Saved entries:
****************

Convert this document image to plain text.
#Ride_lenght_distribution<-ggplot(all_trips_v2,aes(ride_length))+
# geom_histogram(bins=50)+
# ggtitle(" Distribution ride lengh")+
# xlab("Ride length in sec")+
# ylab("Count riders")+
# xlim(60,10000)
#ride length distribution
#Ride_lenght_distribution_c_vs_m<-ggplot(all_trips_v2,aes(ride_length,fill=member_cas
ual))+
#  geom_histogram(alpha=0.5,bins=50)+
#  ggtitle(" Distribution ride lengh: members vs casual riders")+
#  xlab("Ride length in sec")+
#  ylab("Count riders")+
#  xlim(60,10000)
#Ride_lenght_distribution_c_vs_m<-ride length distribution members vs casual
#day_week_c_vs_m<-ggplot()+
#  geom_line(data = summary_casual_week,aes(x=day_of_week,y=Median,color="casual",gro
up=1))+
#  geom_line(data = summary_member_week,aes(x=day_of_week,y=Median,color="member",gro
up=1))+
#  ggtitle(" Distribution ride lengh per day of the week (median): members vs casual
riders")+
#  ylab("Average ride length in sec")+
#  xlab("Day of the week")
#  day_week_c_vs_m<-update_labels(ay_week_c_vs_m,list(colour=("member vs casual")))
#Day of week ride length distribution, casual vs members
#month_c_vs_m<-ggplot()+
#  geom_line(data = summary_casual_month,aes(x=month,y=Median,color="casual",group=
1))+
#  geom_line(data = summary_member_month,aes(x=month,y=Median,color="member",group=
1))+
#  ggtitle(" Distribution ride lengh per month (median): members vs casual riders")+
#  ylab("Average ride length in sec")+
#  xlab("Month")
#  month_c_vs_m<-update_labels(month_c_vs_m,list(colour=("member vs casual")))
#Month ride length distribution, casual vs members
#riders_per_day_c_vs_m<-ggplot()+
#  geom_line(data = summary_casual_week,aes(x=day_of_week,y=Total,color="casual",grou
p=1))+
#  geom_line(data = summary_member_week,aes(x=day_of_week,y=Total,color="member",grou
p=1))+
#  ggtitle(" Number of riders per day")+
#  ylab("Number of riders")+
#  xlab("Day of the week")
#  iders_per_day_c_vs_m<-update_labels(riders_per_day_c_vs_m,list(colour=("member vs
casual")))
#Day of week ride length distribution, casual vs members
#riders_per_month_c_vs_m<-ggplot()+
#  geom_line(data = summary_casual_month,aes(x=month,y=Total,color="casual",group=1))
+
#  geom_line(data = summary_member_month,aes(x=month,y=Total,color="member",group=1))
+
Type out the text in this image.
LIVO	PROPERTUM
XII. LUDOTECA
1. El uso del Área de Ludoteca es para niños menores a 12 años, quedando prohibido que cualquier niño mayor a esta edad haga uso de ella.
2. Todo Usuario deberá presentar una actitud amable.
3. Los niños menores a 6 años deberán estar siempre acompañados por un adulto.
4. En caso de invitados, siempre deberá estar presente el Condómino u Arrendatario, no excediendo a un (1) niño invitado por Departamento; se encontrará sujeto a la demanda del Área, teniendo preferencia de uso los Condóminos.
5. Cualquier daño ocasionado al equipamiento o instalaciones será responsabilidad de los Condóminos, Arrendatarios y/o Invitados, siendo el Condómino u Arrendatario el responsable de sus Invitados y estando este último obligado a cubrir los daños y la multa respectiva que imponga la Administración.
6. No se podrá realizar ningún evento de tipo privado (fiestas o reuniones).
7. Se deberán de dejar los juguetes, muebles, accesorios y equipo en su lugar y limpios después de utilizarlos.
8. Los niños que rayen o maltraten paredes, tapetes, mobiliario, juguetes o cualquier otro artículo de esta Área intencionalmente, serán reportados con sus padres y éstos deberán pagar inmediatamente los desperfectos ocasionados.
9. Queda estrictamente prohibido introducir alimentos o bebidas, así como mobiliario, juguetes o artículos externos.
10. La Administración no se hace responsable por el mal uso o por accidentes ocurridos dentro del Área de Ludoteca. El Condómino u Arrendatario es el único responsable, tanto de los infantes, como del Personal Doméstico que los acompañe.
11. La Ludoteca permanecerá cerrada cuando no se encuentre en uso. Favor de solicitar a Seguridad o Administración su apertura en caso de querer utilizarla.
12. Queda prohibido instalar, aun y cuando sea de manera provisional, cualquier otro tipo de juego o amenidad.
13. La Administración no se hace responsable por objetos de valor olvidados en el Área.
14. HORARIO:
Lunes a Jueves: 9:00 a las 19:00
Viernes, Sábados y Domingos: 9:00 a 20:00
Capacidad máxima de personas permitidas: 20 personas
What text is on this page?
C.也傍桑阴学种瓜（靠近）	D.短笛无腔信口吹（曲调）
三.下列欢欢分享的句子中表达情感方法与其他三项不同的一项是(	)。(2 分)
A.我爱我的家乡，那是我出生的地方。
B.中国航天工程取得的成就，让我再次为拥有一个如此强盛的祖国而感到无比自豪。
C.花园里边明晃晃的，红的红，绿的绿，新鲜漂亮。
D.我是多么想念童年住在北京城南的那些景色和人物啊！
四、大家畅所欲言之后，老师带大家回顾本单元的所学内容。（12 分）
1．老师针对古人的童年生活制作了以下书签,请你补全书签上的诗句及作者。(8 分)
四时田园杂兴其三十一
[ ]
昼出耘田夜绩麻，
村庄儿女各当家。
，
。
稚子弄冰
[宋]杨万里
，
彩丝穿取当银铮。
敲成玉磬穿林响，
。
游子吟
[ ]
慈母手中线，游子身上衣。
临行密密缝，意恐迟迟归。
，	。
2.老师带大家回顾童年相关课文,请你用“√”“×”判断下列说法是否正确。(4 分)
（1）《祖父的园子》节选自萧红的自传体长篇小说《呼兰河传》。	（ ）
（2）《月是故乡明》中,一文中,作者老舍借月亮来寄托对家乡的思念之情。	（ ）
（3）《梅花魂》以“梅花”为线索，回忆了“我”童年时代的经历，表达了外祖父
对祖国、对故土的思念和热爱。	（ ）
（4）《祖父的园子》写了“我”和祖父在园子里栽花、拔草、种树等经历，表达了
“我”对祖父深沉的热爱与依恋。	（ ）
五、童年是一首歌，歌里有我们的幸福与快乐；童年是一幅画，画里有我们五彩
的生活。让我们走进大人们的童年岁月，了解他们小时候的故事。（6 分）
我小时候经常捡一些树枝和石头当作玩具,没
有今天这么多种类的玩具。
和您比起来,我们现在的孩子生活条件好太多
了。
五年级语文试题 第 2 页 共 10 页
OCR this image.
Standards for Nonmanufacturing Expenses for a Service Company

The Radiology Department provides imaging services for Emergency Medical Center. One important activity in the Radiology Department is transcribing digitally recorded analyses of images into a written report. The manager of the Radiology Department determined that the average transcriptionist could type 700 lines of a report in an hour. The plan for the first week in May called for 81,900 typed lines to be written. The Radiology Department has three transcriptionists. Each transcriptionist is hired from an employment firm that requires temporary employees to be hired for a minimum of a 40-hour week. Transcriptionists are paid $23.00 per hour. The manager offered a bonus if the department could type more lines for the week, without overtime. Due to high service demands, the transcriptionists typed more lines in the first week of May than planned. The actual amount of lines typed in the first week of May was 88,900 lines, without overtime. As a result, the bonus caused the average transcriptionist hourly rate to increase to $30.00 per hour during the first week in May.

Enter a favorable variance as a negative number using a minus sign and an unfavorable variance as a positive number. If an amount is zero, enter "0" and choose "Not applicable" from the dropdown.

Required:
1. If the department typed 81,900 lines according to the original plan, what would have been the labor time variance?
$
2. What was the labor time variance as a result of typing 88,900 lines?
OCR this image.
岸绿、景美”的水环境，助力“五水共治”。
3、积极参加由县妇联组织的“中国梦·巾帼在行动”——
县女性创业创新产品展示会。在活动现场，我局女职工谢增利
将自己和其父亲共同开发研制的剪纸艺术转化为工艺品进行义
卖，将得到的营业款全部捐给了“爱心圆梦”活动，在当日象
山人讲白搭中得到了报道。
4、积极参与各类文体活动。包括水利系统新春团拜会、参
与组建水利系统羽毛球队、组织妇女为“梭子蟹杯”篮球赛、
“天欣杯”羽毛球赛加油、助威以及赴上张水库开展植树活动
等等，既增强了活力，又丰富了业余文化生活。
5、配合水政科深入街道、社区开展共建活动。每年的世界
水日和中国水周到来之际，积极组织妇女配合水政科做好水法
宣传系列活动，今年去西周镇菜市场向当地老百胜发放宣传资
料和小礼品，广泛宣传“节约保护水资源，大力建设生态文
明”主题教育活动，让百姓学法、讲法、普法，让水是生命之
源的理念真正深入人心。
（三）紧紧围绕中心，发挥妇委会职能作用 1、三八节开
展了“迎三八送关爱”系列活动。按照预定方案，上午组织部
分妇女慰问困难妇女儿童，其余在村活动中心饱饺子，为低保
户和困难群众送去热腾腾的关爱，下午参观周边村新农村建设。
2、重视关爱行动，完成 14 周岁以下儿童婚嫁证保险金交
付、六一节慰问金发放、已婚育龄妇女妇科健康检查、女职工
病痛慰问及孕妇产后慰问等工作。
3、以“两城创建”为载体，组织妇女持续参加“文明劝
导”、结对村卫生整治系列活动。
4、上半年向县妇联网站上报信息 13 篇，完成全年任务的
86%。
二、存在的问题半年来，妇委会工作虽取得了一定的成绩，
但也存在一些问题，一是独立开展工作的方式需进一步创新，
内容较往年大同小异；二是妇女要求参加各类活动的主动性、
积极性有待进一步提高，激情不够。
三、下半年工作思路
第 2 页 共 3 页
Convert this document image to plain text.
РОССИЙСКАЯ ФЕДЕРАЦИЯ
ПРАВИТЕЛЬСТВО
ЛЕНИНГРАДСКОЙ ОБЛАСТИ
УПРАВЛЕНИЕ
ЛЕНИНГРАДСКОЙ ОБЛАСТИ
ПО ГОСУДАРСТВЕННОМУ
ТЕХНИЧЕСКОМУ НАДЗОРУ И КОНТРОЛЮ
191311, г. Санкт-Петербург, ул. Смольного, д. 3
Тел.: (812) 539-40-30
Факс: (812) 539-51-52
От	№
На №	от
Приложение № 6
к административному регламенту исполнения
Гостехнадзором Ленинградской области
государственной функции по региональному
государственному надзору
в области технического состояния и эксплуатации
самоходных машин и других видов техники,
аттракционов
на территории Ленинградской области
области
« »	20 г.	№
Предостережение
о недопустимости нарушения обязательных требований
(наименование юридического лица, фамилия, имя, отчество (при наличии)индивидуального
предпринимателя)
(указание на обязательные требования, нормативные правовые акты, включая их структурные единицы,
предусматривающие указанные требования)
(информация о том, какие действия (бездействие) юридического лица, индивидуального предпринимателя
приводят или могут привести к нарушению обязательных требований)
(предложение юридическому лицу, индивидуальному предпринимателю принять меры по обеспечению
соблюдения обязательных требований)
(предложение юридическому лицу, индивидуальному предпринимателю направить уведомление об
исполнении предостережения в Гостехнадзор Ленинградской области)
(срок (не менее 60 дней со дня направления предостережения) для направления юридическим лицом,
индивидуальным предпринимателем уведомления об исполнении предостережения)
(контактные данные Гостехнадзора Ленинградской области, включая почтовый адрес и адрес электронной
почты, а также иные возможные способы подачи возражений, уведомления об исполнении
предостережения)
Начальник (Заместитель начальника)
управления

****************

Given instruction
Scan the listing above for the word "siempre" and show each line where it is found.

Completed exercise
3. Los niños menores a 6 años deberán estar siempre acompañados por un adulto.
4. En caso de invitados, siempre deberá estar presente el Condómino u Arrendatario, no excediendo a un (1) niño invitado por Departamento; se encontrará sujeto a la demanda del Área, teniendo preferencia de uso los Condóminos.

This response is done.